*** Data provided

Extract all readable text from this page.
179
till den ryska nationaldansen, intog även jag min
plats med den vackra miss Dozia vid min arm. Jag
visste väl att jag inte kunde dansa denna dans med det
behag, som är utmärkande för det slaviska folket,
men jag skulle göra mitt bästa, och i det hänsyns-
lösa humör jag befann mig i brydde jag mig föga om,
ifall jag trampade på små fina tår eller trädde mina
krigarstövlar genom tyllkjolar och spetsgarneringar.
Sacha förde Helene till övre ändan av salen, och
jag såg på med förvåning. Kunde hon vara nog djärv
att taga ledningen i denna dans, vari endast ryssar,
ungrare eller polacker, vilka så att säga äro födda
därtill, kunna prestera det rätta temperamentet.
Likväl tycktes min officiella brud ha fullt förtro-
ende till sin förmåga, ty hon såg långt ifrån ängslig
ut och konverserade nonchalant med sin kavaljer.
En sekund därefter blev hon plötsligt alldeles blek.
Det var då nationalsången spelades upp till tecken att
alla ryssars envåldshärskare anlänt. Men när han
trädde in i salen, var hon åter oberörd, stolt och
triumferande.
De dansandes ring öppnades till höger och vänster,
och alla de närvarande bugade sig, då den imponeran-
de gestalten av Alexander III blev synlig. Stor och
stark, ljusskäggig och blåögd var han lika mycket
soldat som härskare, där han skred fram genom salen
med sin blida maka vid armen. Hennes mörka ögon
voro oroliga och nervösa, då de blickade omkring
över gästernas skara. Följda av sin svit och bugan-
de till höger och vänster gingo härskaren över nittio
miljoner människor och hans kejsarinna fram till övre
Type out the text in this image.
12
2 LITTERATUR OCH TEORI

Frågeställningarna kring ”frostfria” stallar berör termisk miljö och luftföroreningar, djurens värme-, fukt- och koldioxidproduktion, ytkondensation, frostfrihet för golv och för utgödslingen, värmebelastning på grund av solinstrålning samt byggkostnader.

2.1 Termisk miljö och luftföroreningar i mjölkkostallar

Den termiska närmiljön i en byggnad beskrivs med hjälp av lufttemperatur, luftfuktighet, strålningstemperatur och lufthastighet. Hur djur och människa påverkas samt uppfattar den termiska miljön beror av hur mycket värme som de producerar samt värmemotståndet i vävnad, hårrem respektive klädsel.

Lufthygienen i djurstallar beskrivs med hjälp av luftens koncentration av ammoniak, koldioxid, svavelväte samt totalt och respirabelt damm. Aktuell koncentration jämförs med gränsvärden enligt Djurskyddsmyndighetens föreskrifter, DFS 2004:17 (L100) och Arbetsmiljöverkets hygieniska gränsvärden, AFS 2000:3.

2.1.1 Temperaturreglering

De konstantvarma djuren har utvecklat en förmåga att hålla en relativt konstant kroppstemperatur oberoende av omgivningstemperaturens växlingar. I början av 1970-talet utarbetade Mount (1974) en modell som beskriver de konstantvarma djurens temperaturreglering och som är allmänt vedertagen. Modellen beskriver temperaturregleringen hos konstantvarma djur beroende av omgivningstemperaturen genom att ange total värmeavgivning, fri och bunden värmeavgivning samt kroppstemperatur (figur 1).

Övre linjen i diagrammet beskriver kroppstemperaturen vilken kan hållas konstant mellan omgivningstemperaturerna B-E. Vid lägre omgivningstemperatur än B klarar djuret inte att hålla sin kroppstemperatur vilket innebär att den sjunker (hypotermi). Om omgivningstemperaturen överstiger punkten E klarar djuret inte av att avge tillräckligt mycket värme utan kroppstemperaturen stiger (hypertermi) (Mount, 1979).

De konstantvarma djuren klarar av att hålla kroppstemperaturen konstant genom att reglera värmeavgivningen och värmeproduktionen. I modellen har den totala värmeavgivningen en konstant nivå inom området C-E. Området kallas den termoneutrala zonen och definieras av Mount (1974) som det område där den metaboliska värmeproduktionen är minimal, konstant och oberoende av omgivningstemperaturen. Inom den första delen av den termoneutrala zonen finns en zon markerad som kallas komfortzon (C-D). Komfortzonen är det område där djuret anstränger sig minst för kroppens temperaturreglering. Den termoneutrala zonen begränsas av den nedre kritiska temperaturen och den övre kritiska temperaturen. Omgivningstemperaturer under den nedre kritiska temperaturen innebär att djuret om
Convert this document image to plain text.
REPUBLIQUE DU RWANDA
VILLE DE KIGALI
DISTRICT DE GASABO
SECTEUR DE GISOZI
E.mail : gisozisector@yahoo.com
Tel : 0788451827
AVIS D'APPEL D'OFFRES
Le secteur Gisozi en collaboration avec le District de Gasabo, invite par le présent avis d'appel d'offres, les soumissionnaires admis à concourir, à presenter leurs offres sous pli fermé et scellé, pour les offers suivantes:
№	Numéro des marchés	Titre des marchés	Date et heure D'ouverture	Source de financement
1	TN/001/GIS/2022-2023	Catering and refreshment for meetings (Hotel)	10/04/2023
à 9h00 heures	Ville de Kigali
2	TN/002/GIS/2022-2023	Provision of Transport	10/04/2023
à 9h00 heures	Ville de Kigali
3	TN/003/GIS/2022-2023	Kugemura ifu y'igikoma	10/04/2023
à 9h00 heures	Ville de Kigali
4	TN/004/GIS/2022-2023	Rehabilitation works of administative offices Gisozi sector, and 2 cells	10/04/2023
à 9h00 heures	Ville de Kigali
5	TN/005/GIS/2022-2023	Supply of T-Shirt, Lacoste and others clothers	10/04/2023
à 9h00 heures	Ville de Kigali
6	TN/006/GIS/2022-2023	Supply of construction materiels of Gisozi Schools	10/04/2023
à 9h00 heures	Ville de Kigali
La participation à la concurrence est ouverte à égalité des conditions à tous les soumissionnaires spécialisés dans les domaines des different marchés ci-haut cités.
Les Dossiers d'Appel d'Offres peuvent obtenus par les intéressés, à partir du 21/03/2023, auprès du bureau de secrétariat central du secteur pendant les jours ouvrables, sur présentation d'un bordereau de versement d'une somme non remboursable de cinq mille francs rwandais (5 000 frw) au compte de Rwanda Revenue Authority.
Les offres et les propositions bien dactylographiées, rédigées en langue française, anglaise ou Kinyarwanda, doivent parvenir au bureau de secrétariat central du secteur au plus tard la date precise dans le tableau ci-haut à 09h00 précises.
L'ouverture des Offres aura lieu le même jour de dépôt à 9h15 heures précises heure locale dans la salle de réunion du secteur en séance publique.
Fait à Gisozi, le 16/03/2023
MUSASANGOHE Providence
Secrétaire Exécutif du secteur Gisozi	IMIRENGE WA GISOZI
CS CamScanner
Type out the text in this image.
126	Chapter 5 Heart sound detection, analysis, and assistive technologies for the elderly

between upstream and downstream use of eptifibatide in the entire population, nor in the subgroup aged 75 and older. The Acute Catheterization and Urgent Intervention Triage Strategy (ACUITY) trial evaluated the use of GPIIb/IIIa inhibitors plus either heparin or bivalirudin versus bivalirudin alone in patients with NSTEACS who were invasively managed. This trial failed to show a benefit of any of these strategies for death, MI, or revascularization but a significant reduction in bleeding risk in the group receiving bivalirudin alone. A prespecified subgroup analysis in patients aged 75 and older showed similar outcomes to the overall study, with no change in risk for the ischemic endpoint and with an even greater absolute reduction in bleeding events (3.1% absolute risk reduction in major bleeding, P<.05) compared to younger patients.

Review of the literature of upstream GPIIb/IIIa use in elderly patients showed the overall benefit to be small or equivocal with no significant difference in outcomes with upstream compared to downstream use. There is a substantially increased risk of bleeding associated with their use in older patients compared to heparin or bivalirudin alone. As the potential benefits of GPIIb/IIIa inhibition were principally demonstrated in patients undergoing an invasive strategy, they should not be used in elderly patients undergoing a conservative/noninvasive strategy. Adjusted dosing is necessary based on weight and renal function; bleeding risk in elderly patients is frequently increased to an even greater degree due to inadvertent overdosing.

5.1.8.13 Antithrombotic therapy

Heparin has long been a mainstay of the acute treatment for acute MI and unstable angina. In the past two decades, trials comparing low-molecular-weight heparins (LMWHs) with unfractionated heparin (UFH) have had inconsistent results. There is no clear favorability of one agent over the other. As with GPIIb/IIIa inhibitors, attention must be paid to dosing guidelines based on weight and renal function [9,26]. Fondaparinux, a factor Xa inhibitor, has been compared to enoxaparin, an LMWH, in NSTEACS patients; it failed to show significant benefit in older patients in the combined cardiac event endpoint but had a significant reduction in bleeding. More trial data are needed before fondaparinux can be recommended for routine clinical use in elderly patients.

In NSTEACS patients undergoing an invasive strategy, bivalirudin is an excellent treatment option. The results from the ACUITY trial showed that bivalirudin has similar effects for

******

**What the task requires**
Using the listing above, return all lines where the word "ouverture" occurs.

**Reply**
№	Numéro des marchés	Titre des marchés	Date et heure D'ouverture	Source de financement
L'ouverture des Offres aura lieu le même jour de dépôt à 9h15 heures précises heure locale dans la salle de réunion du secteur en séance publique.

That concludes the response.